*What to work on*:
1. From the text on San Giovanni in Tuba, write out verbatim the part that opens with the words containing "San Giovanni in Tuba (Cerkev" and closes with "Hercules and Saturn.".
2. According to the text on San Giovanni in Tuba, what remains make the church notable?

= San Giovanni in Tuba =

Church in Trieste province, Italy

San Giovanni in Tuba (Cerkev sv. Janeza Krstnika) is a church in San Giovanni di Duino (Štivan), a hamlet which forms part of the comune of Duino-Aurisina (Devin - Nabrežina) in the Province of Trieste, north-east Italy. It is located at the resurgence of the Timavo and is notable for the remains of a palaeo-Christian basilica.

There are remains indicating that in the beginning it was a pagan temple dedicated to god Diomedes, Temavus, Hercules and Saturn.
In 568 with the arrival of the Lombards in 610, or with the invasion of the Avars, the relics that had been laid under the altar was hidden in another place. The invasion of the Hungarians completely destroyed the Benedictine Monastery.

(Document structure recognition data)
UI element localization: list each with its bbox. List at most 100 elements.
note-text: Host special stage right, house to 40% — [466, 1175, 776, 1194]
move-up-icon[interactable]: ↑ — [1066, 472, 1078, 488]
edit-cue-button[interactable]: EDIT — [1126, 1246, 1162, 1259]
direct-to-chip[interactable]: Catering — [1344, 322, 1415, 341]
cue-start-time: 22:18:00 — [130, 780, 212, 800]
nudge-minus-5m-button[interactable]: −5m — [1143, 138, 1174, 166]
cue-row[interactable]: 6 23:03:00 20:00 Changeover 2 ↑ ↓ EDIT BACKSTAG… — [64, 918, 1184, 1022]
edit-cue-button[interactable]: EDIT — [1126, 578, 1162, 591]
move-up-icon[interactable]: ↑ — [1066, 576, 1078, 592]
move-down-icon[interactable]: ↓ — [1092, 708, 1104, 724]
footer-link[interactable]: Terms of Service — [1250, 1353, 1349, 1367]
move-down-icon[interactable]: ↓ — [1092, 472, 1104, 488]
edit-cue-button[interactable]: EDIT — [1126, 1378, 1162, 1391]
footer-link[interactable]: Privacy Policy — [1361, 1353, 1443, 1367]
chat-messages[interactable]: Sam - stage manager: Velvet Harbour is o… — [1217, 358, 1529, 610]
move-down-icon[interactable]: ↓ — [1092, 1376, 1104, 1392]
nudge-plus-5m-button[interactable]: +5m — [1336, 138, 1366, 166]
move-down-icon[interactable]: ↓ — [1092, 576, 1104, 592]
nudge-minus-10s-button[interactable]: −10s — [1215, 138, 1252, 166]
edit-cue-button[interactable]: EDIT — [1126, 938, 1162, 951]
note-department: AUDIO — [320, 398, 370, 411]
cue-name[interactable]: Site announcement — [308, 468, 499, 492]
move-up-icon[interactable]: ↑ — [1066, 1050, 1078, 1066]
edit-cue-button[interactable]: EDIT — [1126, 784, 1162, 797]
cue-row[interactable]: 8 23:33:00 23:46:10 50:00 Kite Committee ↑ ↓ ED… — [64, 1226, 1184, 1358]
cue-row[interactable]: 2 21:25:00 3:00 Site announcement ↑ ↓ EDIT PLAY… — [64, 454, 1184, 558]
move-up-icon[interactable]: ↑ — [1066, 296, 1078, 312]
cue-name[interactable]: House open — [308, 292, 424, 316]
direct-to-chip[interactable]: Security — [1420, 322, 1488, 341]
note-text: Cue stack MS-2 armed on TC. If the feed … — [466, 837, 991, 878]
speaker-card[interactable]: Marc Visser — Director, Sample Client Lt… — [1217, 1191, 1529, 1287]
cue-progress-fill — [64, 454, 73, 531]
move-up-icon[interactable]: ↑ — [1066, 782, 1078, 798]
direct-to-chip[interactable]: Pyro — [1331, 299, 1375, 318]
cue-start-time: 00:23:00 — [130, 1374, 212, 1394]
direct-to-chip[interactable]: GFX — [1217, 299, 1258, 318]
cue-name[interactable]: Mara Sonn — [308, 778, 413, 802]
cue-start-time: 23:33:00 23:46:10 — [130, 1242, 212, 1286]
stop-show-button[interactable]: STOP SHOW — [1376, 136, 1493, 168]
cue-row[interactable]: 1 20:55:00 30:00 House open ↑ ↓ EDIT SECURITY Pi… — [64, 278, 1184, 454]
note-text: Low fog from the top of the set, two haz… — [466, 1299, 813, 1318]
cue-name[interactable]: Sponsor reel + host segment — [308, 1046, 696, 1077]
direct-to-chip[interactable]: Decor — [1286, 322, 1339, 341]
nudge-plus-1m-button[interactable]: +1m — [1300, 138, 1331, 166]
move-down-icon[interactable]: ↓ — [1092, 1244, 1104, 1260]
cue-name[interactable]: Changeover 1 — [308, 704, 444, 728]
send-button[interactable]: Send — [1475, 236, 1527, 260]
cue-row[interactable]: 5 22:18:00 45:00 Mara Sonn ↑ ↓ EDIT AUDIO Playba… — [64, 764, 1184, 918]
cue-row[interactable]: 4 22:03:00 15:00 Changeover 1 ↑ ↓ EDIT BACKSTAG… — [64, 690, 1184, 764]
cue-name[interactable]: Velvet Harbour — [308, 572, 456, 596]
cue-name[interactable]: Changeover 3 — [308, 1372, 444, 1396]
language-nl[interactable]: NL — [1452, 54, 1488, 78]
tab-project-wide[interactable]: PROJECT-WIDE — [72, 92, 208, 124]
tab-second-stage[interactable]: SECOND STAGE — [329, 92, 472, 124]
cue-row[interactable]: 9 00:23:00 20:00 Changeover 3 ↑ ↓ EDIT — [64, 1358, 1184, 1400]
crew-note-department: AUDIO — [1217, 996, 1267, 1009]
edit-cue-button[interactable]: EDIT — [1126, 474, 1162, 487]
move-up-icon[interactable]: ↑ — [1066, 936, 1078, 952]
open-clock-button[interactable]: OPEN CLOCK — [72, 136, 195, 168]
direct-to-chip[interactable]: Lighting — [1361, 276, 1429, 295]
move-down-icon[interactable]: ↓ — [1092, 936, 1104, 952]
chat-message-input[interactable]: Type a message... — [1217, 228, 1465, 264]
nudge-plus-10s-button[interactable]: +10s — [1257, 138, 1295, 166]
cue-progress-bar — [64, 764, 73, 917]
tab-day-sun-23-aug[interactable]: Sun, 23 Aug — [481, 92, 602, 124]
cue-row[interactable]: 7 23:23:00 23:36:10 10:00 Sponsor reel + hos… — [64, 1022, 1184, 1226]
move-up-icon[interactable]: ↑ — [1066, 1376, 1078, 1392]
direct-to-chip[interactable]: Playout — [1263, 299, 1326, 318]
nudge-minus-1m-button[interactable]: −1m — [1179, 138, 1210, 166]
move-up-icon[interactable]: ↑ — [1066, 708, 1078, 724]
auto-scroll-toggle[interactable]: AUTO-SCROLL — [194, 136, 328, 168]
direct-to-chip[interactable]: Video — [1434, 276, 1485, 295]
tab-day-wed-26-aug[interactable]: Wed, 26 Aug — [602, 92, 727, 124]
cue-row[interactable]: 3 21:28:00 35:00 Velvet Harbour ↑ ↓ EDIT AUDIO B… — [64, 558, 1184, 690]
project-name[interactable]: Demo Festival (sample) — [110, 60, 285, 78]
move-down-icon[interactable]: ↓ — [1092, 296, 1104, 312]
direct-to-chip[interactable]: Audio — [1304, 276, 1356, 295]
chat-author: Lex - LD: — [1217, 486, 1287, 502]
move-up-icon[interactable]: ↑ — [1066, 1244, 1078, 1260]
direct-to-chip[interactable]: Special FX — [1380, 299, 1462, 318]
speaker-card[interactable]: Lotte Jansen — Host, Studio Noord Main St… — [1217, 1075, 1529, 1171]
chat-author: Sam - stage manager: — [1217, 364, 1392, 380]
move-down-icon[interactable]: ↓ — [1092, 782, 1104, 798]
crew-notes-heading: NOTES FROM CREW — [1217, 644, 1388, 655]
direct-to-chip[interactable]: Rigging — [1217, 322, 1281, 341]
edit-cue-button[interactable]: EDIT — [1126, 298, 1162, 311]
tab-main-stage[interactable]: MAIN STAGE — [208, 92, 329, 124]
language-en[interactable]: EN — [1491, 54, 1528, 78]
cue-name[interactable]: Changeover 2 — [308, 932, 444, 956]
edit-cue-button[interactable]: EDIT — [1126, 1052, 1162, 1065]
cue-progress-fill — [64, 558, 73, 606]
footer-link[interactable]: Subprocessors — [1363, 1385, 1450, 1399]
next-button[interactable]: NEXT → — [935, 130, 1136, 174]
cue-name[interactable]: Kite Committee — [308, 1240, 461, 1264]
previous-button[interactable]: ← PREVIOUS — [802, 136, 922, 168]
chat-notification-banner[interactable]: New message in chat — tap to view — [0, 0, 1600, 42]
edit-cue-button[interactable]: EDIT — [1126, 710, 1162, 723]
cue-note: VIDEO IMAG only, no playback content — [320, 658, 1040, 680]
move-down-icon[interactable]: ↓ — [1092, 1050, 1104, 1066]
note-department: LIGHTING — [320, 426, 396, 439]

*Problem solutions*:
1.
San Giovanni in Tuba (Cerkev sv. Janeza Krstnika) is a church in San Giovanni di Duino (Štivan), a hamlet which forms part of the comune of Duino-Aurisina (Devin - Nabrežina) in the Province of Trieste, north-east Italy. It is located at the resurgence of the Timavo and is notable for the remains of a palaeo-Christian basilica.

There are remains indicating that in the beginning it was a pagan temple dedicated to god Diomedes, Temavus, Hercules and Saturn.

2. The remains of a palaeo-Christian basilica.